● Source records
## start
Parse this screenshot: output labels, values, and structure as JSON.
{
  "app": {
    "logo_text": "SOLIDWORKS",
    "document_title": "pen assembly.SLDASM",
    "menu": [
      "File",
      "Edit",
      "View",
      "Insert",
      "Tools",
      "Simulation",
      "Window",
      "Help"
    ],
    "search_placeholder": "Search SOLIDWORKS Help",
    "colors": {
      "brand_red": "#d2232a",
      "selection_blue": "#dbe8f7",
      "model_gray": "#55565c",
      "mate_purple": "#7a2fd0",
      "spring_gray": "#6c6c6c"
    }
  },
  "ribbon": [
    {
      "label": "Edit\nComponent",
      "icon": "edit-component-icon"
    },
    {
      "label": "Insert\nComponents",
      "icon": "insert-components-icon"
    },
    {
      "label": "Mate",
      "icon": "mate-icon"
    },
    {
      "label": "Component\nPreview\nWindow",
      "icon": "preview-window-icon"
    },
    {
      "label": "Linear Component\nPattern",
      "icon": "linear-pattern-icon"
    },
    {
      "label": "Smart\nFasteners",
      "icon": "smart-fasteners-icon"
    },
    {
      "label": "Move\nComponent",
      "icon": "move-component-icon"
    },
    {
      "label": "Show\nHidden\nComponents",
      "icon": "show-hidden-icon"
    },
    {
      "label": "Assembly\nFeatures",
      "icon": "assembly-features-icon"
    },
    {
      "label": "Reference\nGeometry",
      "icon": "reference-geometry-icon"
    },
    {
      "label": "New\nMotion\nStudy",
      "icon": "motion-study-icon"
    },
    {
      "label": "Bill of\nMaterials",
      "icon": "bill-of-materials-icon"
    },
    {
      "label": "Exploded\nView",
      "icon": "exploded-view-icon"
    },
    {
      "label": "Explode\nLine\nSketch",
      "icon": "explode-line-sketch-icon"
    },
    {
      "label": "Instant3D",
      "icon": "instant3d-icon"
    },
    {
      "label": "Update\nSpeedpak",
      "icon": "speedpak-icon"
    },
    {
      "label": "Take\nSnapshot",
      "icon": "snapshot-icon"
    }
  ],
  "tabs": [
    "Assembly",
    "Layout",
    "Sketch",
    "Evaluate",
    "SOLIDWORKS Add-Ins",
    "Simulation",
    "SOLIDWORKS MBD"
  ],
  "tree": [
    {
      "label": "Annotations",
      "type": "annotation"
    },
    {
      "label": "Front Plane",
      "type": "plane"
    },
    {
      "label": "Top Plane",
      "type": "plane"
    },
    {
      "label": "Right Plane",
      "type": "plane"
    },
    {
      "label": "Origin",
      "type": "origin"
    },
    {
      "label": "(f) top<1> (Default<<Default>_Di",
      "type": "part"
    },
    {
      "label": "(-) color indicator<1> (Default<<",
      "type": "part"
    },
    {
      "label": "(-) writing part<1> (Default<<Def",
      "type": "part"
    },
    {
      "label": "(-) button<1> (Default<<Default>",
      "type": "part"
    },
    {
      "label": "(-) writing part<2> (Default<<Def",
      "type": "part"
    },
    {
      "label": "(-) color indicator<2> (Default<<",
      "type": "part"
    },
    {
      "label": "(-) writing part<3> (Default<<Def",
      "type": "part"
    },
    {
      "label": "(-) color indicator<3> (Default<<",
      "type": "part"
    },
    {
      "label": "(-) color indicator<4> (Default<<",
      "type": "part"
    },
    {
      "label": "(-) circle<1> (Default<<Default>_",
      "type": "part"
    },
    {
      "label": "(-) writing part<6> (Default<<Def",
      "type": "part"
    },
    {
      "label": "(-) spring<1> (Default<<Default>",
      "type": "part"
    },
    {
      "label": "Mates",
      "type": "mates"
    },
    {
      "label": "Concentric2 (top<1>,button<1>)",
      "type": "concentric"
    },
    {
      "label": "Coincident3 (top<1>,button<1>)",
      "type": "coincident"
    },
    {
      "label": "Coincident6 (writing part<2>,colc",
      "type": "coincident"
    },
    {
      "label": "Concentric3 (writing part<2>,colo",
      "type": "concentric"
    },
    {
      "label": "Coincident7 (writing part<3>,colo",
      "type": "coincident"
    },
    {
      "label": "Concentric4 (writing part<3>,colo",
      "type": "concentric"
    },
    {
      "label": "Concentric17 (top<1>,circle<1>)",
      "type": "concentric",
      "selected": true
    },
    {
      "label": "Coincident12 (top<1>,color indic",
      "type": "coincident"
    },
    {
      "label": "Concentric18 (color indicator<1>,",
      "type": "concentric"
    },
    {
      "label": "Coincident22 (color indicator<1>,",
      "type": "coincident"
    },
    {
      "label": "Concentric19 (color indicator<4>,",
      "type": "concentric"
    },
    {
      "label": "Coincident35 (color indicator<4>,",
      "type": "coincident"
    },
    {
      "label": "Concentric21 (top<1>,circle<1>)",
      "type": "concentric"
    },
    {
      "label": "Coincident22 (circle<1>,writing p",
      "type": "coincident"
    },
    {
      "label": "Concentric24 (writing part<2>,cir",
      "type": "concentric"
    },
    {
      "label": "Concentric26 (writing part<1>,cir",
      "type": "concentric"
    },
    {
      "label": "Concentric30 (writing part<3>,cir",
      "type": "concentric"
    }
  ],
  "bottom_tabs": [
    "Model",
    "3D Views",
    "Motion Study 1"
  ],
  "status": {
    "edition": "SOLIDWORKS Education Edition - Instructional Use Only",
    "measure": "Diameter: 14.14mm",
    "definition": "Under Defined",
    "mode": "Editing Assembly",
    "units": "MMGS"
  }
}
## end
Locate the word "nComponents" in the records and collect each line it appears in.

      "label": "Insert\nComponents",
      "label": "Show\nHidden\nComponents",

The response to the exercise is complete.